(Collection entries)

────────

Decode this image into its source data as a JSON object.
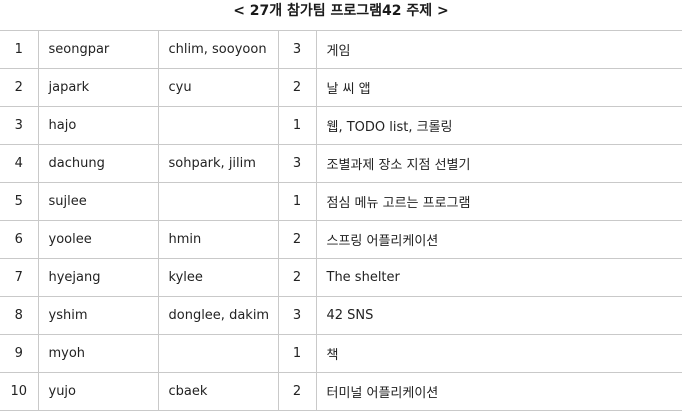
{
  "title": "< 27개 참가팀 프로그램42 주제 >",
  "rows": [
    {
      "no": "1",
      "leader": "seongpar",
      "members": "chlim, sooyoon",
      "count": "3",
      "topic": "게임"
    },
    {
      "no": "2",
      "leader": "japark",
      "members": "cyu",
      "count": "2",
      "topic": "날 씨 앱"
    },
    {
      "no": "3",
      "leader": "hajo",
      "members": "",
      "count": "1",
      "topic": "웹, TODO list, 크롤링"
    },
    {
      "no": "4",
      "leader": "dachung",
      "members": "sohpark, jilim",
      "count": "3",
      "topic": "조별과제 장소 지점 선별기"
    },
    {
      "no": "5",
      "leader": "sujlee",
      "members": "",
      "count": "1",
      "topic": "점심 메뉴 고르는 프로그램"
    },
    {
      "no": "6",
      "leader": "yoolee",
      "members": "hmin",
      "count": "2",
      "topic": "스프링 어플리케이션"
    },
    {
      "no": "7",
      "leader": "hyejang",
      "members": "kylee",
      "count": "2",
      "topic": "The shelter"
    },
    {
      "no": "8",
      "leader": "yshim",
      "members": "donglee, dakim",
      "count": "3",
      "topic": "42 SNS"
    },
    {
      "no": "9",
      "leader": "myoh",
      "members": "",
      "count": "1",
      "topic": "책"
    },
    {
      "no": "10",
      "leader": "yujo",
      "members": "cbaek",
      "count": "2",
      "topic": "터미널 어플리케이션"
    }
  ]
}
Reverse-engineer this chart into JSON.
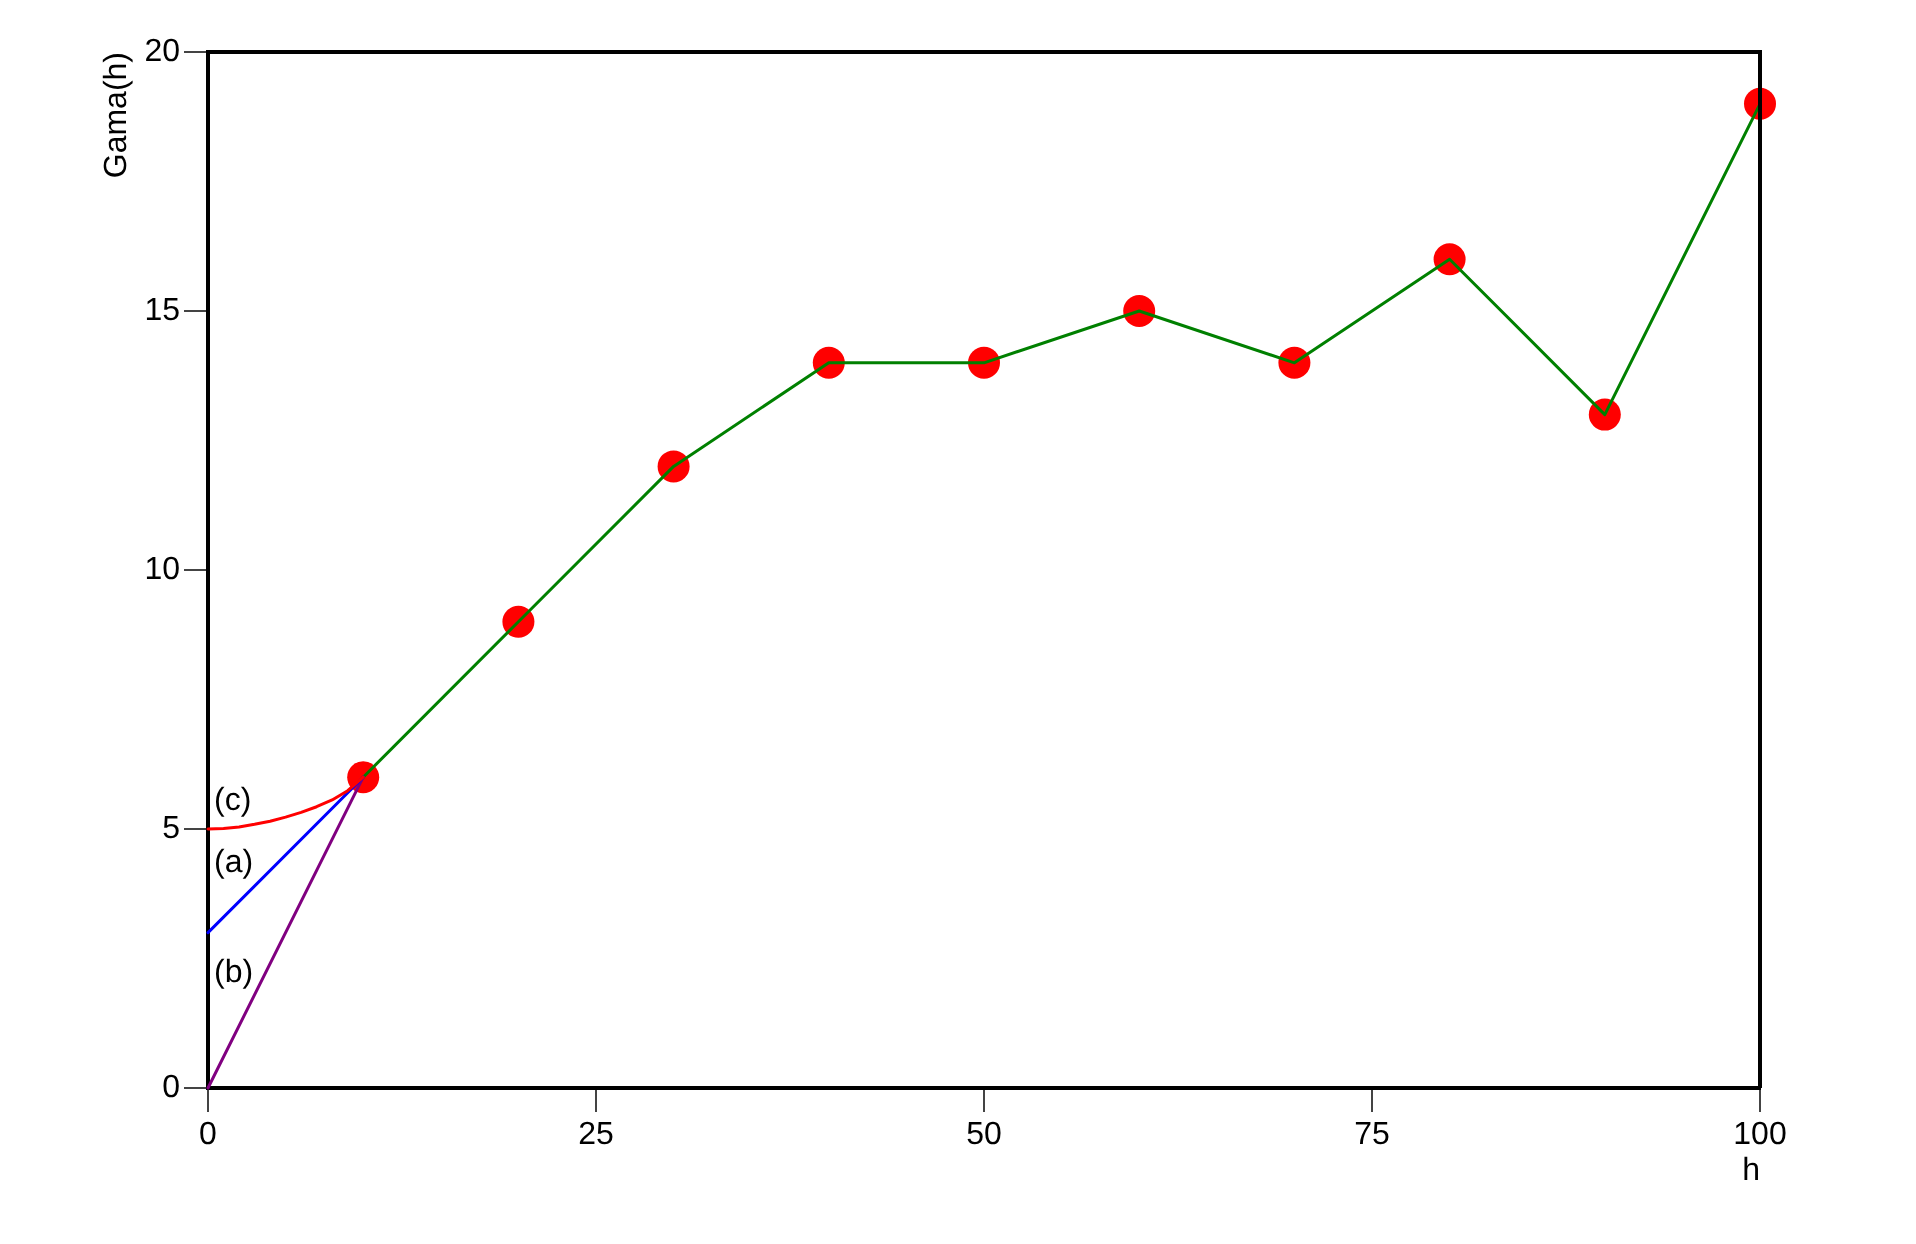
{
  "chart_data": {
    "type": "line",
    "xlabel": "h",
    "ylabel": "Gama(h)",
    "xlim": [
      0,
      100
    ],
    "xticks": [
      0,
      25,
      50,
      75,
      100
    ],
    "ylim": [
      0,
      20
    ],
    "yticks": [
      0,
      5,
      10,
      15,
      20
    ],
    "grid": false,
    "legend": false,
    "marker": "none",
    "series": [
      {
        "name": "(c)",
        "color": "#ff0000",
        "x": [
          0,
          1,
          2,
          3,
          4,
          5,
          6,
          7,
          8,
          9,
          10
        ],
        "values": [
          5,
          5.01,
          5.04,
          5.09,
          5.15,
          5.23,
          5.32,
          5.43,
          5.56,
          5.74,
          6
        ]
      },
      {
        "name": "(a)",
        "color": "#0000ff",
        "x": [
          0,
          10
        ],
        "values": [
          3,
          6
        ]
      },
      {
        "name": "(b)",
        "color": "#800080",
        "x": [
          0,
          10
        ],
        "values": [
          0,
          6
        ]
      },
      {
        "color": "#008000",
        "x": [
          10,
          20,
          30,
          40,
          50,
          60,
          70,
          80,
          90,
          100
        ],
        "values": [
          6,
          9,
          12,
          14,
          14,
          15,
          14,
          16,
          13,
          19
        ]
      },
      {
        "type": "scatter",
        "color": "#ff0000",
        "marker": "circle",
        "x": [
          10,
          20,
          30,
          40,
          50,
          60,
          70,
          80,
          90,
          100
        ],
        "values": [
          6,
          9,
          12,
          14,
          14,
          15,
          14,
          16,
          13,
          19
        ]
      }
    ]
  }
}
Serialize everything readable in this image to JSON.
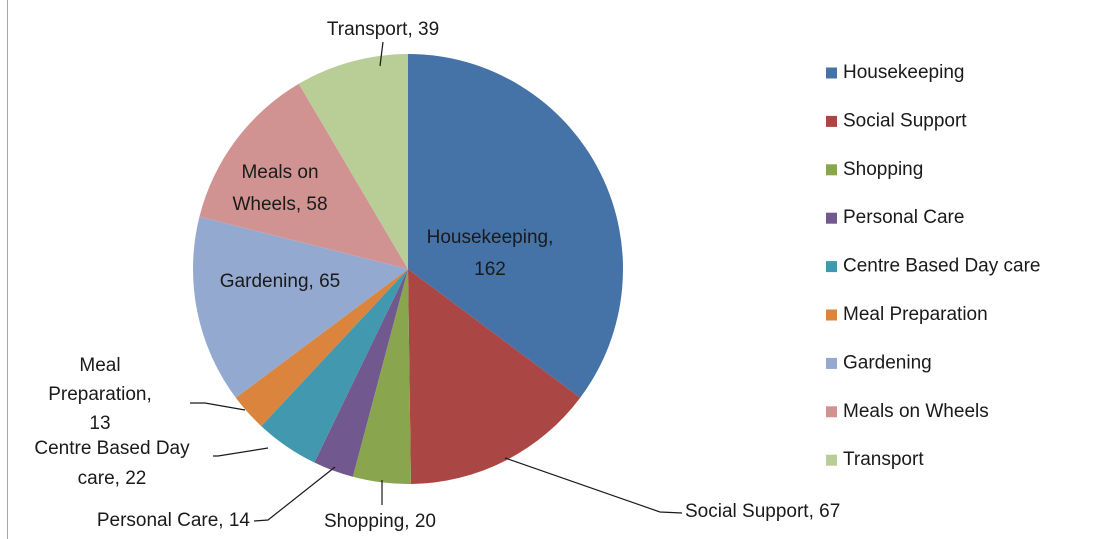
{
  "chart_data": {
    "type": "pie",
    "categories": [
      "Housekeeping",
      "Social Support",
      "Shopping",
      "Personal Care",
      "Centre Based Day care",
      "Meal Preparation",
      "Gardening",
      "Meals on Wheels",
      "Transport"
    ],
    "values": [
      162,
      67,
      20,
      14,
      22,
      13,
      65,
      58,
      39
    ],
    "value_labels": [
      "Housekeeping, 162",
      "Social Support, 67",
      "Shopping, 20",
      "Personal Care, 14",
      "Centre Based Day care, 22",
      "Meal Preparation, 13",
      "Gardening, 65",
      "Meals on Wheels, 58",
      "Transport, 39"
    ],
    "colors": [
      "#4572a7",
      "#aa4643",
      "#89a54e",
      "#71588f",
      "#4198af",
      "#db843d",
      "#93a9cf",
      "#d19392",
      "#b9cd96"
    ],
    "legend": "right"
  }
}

────────

**Task to carry out**
Look through the records and gather every line containing "into".

**Result of this exercise**
Decode this image into its source data as a JSON object.
Reverse-engineer this chart into JSON.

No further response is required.